PROMPT: Search the listing below for the word "任务管理器" and copy each line that holds it.

DATA FOR THIS TASK:
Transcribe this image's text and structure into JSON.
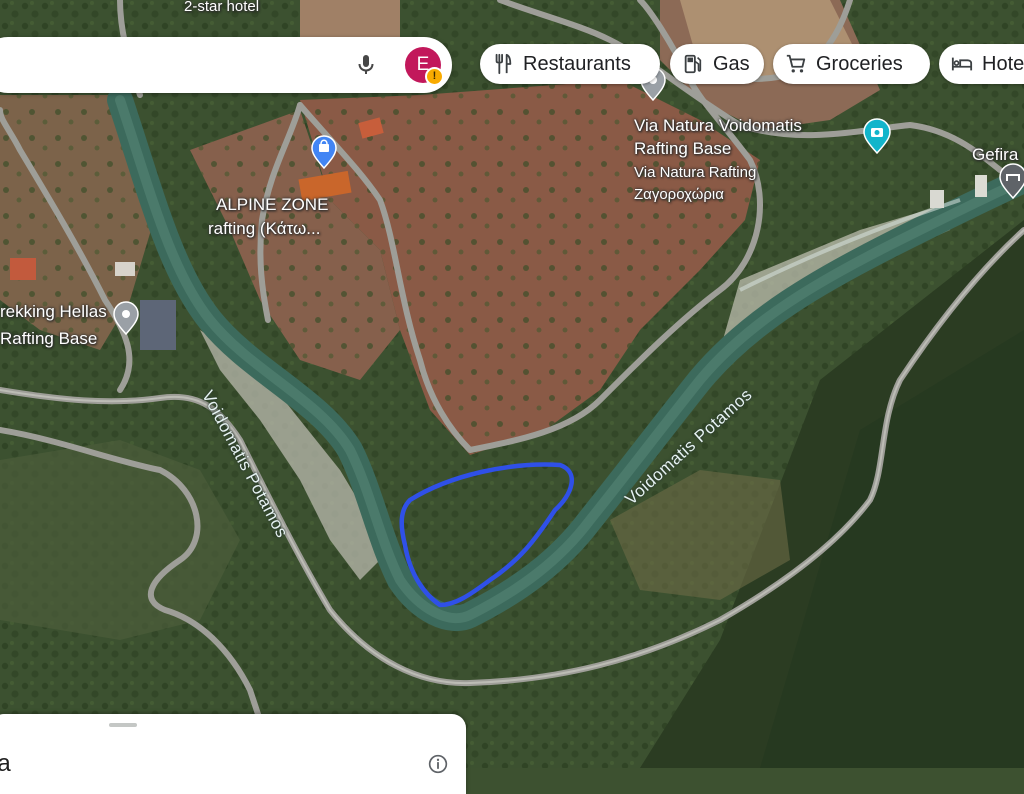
{
  "search": {
    "placeholder": "",
    "avatar_letter": "E",
    "avatar_warning": "!",
    "avatar_color": "#c2185b"
  },
  "chips": [
    {
      "label": "Restaurants",
      "icon": "restaurant-icon"
    },
    {
      "label": "Gas",
      "icon": "gas-station-icon"
    },
    {
      "label": "Groceries",
      "icon": "grocery-cart-icon"
    },
    {
      "label": "Hotels",
      "icon": "hotel-bed-icon"
    }
  ],
  "map": {
    "labels": {
      "two_star_hotel": "2-star hotel",
      "alpine_zone": "ALPINE ZONE",
      "alpine_zone_sub": "rafting (Κάτω...",
      "trekking": "rekking Hellas",
      "trekking_sub": "Rafting Base",
      "via_natura": "Via Natura Voidomatis",
      "via_natura_sub": "Rafting Base",
      "via_natura_desc": "Via Natura Rafting",
      "via_natura_desc2": "Ζαγοροχώρια",
      "gefira": "Gefira"
    },
    "rivers": [
      "Voidomatis Potamos",
      "Voidomatis Potamos"
    ],
    "highlight_color": "#2f50e8",
    "pin_color": "#4285f4",
    "attraction_color": "#12b5cb"
  },
  "bottom_sheet": {
    "title": "ea"
  }
}
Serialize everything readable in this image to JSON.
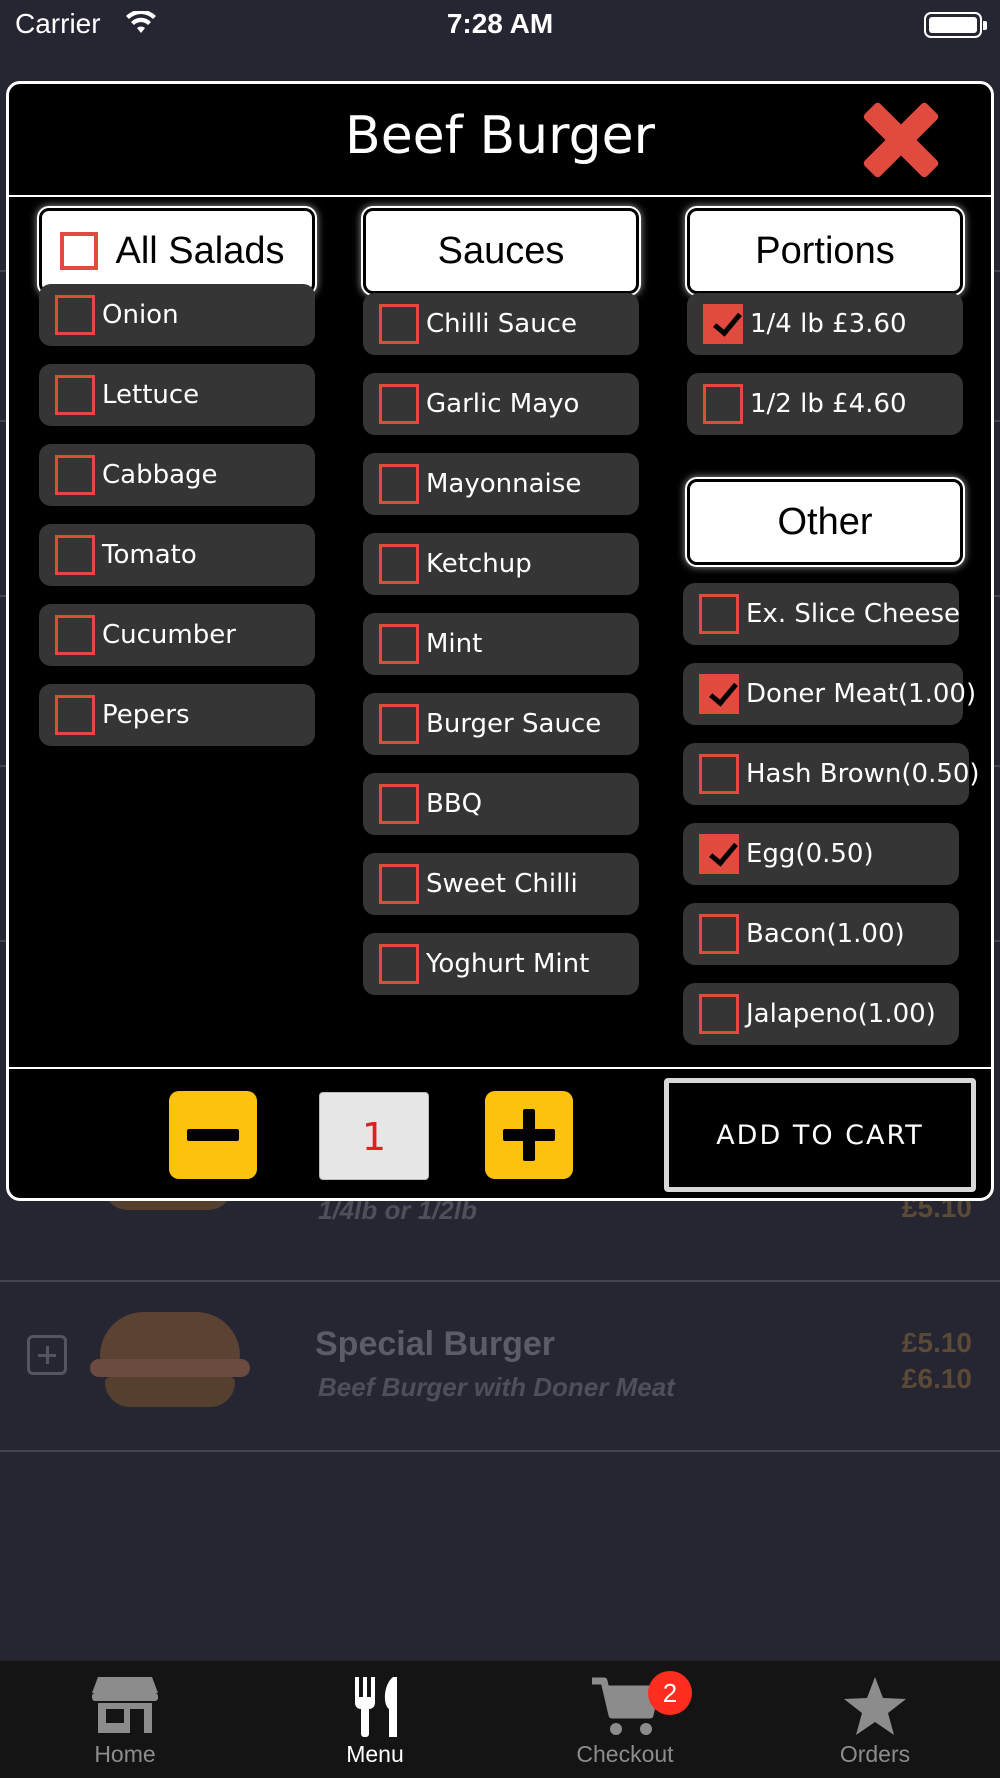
{
  "status_bar": {
    "carrier": "Carrier",
    "time": "7:28 AM"
  },
  "background_menu": {
    "items": [
      {
        "name": "",
        "description": "1/4lb or 1/2lb",
        "prices": [
          "£5.10",
          ""
        ]
      },
      {
        "name": "Special Burger",
        "description": "Beef Burger with Doner Meat",
        "prices": [
          "£5.10",
          "£6.10"
        ]
      }
    ]
  },
  "modal": {
    "title": "Beef Burger",
    "columns": {
      "salads": {
        "header": "All Salads",
        "options": [
          {
            "label": "Onion",
            "checked": false
          },
          {
            "label": "Lettuce",
            "checked": false
          },
          {
            "label": "Cabbage",
            "checked": false
          },
          {
            "label": "Tomato",
            "checked": false
          },
          {
            "label": "Cucumber",
            "checked": false
          },
          {
            "label": "Pepers",
            "checked": false
          }
        ]
      },
      "sauces": {
        "header": "Sauces",
        "options": [
          {
            "label": "Chilli Sauce",
            "checked": false
          },
          {
            "label": "Garlic Mayo",
            "checked": false
          },
          {
            "label": "Mayonnaise",
            "checked": false
          },
          {
            "label": "Ketchup",
            "checked": false
          },
          {
            "label": "Mint",
            "checked": false
          },
          {
            "label": "Burger Sauce",
            "checked": false
          },
          {
            "label": "BBQ",
            "checked": false
          },
          {
            "label": "Sweet Chilli",
            "checked": false
          },
          {
            "label": "Yoghurt Mint",
            "checked": false
          }
        ]
      },
      "portions": {
        "header": "Portions",
        "options": [
          {
            "label": "1/4 lb £3.60",
            "checked": true
          },
          {
            "label": "1/2 lb £4.60",
            "checked": false
          }
        ]
      },
      "other": {
        "header": "Other",
        "options": [
          {
            "label": "Ex. Slice Cheese",
            "checked": false
          },
          {
            "label": "Doner Meat(1.00)",
            "checked": true
          },
          {
            "label": "Hash Brown(0.50)",
            "checked": false
          },
          {
            "label": "Egg(0.50)",
            "checked": true
          },
          {
            "label": "Bacon(1.00)",
            "checked": false
          },
          {
            "label": "Jalapeno(1.00)",
            "checked": false
          }
        ]
      }
    },
    "quantity": "1",
    "add_to_cart_label": "ADD TO CART"
  },
  "tabbar": {
    "tabs": [
      {
        "label": "Home",
        "icon": "store-icon",
        "active": false
      },
      {
        "label": "Menu",
        "icon": "fork-knife-icon",
        "active": true
      },
      {
        "label": "Checkout",
        "icon": "cart-icon",
        "active": false,
        "badge": "2"
      },
      {
        "label": "Orders",
        "icon": "star-icon",
        "active": false
      }
    ]
  },
  "colors": {
    "accent_red": "#e04a3f",
    "accent_yellow": "#fdc20d",
    "badge_red": "#ff2d1f"
  }
}
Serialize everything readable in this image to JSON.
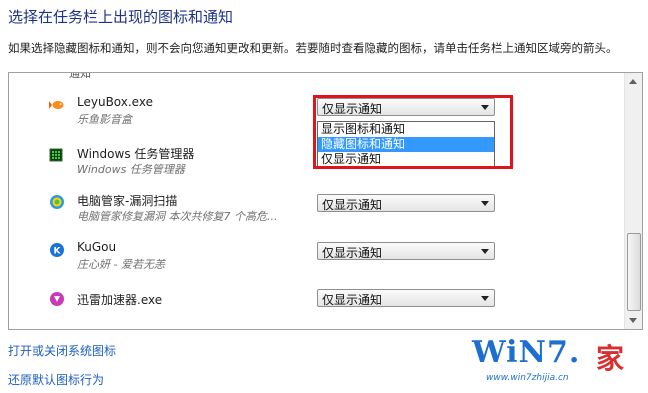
{
  "header": {
    "title": "选择在任务栏上出现的图标和通知",
    "description": "如果选择隐藏图标和通知，则不会向您通知更改和更新。若要随时查看隐藏的图标，请单击任务栏上通知区域旁的箭头。"
  },
  "list": {
    "cut_top_text": "通知",
    "rows": [
      {
        "name": "LeyuBox.exe",
        "subtitle": "乐鱼影音盒",
        "behavior": "仅显示通知",
        "icon": "fish-icon"
      },
      {
        "name": "Windows 任务管理器",
        "subtitle": "Windows 任务管理器",
        "behavior": "仅显示通知",
        "icon": "task-manager-icon"
      },
      {
        "name": "电脑管家-漏洞扫描",
        "subtitle": "电脑管家修复漏洞  本次共修复7 个高危...",
        "behavior": "仅显示通知",
        "icon": "pc-manager-icon"
      },
      {
        "name": "KuGou",
        "subtitle": "庄心妍 - 爱若无恙",
        "behavior": "仅显示通知",
        "icon": "kugou-icon"
      },
      {
        "name": "迅雷加速器.exe",
        "subtitle": "",
        "behavior": "仅显示通知",
        "icon": "xunlei-icon"
      }
    ],
    "dropdown_options": [
      "显示图标和通知",
      "隐藏图标和通知",
      "仅显示通知"
    ],
    "dropdown_selected_index": 1
  },
  "links": {
    "toggle_system_icons": "打开或关闭系统图标",
    "restore_defaults": "还原默认图标行为"
  },
  "watermark": {
    "brand": "WiN7.",
    "home": "家",
    "url": "www.win7zhijia.cn"
  },
  "colors": {
    "title": "#1e3287",
    "link": "#1e5fbd",
    "highlight": "#e0141b",
    "selection": "#3399ff"
  }
}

FULL RESPONSE:
        "name": "Windows 任务管理器",
        "subtitle": "Windows 任务管理器",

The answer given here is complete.